# [Given task]
Where a line in the listing below contains the word "name", copy that line.

Stored items:

◇ ◇ ◇ ◇ ◇

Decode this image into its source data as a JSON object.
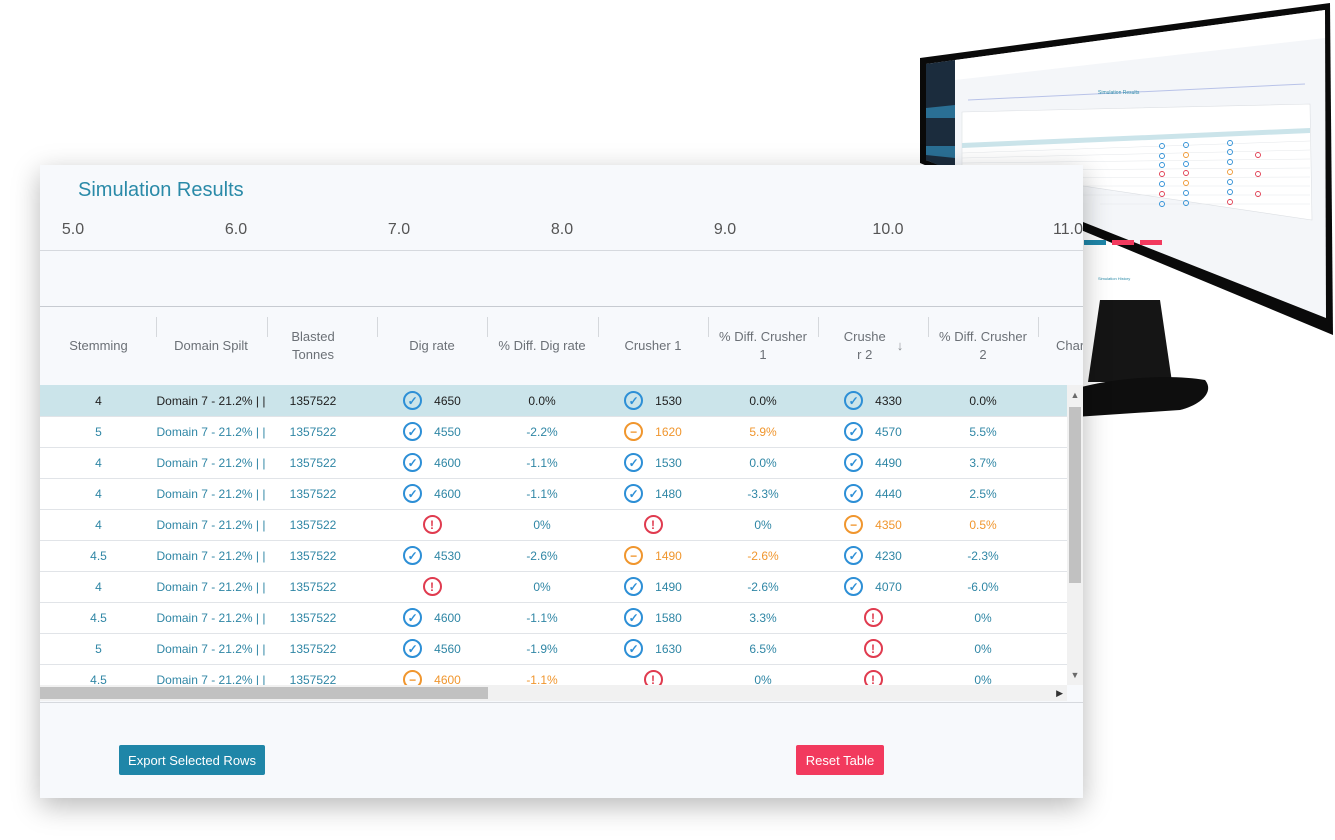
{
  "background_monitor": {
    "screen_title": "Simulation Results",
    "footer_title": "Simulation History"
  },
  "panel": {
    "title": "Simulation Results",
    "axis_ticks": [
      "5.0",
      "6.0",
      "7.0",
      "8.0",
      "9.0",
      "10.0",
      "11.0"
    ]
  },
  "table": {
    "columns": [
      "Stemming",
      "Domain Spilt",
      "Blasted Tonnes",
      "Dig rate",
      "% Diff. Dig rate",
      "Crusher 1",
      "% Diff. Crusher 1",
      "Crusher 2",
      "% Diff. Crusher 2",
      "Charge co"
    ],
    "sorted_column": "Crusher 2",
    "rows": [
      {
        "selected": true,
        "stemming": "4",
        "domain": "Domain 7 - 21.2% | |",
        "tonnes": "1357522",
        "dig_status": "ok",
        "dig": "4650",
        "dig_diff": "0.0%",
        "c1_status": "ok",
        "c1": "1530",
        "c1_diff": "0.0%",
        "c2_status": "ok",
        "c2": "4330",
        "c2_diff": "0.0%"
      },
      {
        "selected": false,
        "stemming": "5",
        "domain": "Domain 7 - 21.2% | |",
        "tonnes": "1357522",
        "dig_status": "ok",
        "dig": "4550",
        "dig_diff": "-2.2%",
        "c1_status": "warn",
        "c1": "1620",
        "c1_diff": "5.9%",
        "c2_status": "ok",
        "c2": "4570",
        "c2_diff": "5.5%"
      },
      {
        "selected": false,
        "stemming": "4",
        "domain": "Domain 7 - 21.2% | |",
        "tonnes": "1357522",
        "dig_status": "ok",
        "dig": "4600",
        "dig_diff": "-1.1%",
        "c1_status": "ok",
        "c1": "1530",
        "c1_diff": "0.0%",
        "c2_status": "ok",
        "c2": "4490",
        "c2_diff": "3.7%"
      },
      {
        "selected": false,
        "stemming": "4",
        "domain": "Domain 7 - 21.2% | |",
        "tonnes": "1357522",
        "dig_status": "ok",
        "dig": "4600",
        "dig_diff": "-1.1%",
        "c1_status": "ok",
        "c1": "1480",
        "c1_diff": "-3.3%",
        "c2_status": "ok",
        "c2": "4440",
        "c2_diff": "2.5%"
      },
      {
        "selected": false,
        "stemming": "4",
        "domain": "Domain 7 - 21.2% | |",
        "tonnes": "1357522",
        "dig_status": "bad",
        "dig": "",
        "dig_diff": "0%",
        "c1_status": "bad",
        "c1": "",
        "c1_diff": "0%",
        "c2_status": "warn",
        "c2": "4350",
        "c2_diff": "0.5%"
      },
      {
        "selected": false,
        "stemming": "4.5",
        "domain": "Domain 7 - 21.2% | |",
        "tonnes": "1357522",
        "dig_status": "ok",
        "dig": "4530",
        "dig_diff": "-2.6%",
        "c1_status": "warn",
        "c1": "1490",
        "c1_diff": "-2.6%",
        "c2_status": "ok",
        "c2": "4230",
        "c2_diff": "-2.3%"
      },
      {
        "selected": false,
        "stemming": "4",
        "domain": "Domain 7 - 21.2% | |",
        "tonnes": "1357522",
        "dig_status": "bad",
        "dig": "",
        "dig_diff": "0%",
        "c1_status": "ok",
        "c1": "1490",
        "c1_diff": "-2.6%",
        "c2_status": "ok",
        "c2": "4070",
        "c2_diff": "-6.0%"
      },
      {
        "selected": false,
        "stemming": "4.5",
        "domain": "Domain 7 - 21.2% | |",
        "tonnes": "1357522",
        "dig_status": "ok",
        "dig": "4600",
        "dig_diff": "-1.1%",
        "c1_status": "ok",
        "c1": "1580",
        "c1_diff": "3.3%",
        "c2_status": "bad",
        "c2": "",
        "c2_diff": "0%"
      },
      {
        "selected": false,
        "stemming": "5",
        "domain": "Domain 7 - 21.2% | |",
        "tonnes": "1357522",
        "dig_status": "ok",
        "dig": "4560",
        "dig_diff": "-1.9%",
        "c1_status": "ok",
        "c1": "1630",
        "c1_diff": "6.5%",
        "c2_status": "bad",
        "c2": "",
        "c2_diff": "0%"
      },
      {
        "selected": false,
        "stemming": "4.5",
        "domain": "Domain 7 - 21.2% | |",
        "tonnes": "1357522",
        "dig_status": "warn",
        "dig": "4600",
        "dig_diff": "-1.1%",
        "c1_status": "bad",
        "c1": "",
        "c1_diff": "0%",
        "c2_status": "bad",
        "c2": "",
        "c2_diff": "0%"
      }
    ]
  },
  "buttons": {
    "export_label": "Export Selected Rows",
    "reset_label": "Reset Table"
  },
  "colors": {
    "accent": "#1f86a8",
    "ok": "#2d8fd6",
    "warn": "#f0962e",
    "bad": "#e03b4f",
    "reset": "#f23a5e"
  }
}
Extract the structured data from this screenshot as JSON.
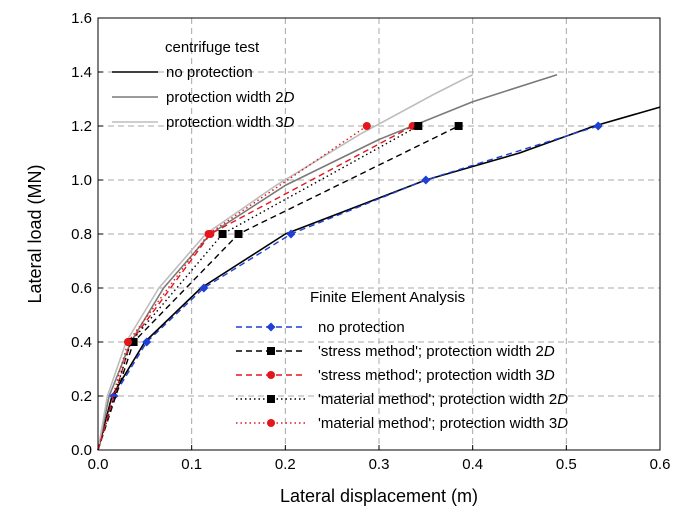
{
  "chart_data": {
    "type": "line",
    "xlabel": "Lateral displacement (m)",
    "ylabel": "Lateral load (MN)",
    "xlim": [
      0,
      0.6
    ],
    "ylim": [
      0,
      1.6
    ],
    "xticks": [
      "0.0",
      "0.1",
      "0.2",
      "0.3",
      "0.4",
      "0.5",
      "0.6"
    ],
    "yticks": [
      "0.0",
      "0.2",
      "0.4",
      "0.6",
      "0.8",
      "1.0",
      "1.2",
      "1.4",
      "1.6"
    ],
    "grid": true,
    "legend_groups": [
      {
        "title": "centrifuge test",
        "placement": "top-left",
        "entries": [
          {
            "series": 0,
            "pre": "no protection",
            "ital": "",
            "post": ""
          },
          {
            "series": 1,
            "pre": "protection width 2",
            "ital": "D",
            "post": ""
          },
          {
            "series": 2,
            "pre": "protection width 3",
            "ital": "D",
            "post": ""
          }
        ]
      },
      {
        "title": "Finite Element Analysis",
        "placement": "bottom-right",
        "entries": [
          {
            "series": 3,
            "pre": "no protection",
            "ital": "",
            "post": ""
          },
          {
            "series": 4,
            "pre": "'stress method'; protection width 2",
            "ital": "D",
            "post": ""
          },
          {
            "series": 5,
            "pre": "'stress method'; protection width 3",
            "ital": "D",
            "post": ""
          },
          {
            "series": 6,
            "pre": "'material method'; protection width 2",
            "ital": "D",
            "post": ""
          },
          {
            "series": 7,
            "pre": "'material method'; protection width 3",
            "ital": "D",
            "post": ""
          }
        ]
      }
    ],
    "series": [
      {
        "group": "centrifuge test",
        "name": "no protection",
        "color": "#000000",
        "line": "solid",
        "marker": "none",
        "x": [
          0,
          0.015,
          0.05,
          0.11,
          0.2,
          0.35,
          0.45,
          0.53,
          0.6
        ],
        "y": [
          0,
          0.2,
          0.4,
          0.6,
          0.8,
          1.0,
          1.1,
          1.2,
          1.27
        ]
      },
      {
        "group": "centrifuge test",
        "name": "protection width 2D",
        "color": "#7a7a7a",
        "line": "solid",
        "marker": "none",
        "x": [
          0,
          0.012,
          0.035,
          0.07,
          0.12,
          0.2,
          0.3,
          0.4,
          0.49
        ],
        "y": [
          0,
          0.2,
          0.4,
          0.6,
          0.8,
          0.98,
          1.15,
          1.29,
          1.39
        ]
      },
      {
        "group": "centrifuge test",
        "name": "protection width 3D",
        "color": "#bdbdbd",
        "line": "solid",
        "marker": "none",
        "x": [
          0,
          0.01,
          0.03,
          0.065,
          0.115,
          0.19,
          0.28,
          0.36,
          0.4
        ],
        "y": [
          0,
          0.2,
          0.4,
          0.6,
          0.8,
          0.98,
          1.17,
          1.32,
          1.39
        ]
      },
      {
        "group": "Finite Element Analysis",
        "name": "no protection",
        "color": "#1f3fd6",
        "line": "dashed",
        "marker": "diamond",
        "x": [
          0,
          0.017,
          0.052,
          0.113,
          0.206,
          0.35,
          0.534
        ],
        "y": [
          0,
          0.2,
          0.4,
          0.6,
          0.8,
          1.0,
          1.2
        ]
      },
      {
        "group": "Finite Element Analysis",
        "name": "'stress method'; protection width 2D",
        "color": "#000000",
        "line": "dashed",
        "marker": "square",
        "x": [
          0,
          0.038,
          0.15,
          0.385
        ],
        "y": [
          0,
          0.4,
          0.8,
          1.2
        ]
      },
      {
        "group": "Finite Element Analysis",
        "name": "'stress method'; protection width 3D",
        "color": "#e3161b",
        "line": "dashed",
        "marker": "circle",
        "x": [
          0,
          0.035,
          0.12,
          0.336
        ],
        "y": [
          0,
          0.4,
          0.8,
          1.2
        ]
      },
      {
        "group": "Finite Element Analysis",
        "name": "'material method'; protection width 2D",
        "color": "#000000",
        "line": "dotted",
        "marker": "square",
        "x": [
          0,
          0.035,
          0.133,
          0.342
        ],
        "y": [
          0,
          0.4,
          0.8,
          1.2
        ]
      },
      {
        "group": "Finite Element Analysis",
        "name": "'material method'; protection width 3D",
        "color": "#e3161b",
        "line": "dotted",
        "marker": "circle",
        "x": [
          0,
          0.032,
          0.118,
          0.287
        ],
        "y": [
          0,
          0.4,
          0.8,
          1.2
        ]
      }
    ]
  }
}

◇ ◇ ◇ ◇ ◇

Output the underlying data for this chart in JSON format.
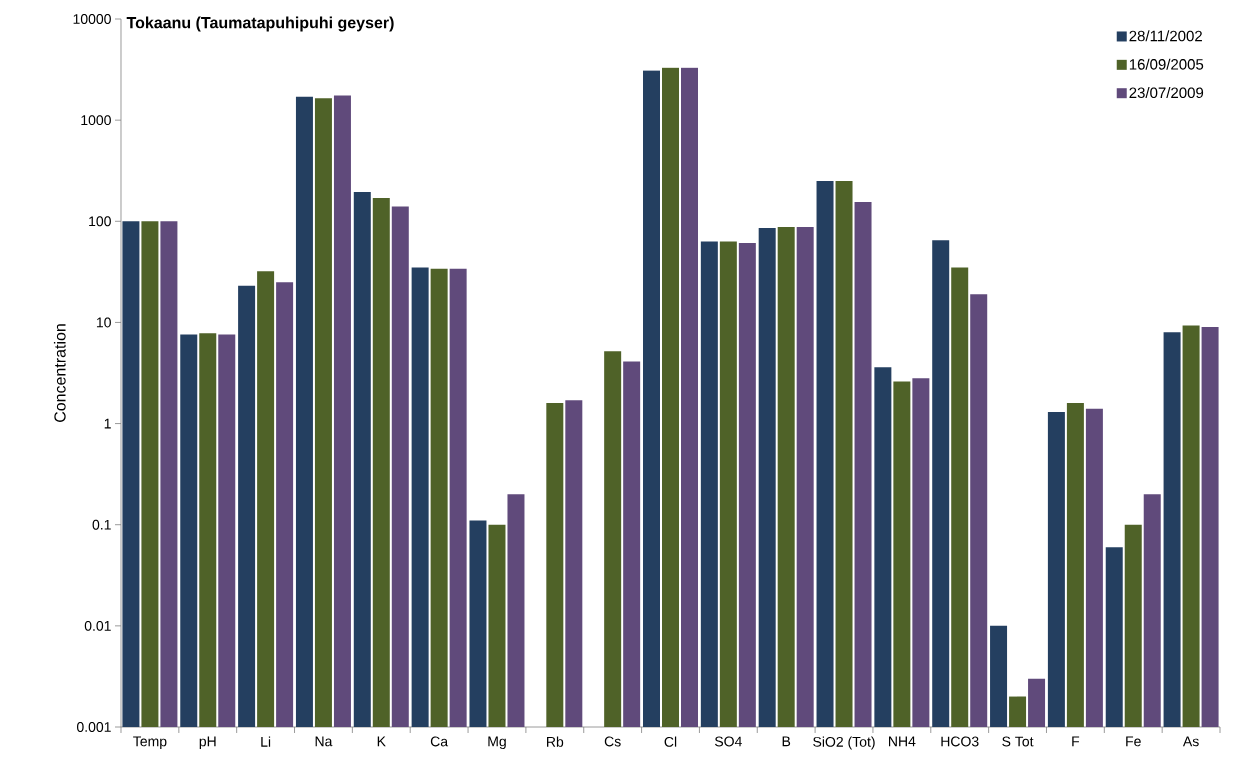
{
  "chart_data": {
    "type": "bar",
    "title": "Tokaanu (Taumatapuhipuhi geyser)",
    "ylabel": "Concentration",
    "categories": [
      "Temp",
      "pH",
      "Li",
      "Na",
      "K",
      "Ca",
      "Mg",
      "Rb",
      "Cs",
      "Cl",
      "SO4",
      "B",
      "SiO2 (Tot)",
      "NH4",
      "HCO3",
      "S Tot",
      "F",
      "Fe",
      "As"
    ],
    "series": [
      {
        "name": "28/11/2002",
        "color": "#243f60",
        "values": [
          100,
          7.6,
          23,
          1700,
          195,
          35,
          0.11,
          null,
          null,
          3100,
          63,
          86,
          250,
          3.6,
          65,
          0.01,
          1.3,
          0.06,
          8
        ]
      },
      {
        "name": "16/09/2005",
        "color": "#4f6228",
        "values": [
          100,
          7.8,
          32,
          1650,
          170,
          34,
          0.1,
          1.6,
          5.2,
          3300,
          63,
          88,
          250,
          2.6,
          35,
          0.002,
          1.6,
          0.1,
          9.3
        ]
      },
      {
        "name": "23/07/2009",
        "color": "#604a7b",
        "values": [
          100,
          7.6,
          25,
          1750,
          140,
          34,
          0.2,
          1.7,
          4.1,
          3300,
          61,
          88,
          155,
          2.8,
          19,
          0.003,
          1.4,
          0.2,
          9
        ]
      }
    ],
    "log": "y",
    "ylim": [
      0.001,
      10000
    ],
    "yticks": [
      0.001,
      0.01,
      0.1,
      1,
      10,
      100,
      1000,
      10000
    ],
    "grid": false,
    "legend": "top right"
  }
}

◇ ◇ ◇ ◇ ◇

# [The result]
        "name": "no protection",
        "name": "protection width 2D",
        "name": "protection width 3D",
        "name": "no protection",
        "name": "'stress method'; protection width 2D",
        "name": "'stress method'; protection width 3D",
        "name": "'material method'; protection width 2D",
        "name": "'material method'; protection width 3D",
        "name": "28/11/2002",
        "name": "16/09/2005",
        "name": "23/07/2009",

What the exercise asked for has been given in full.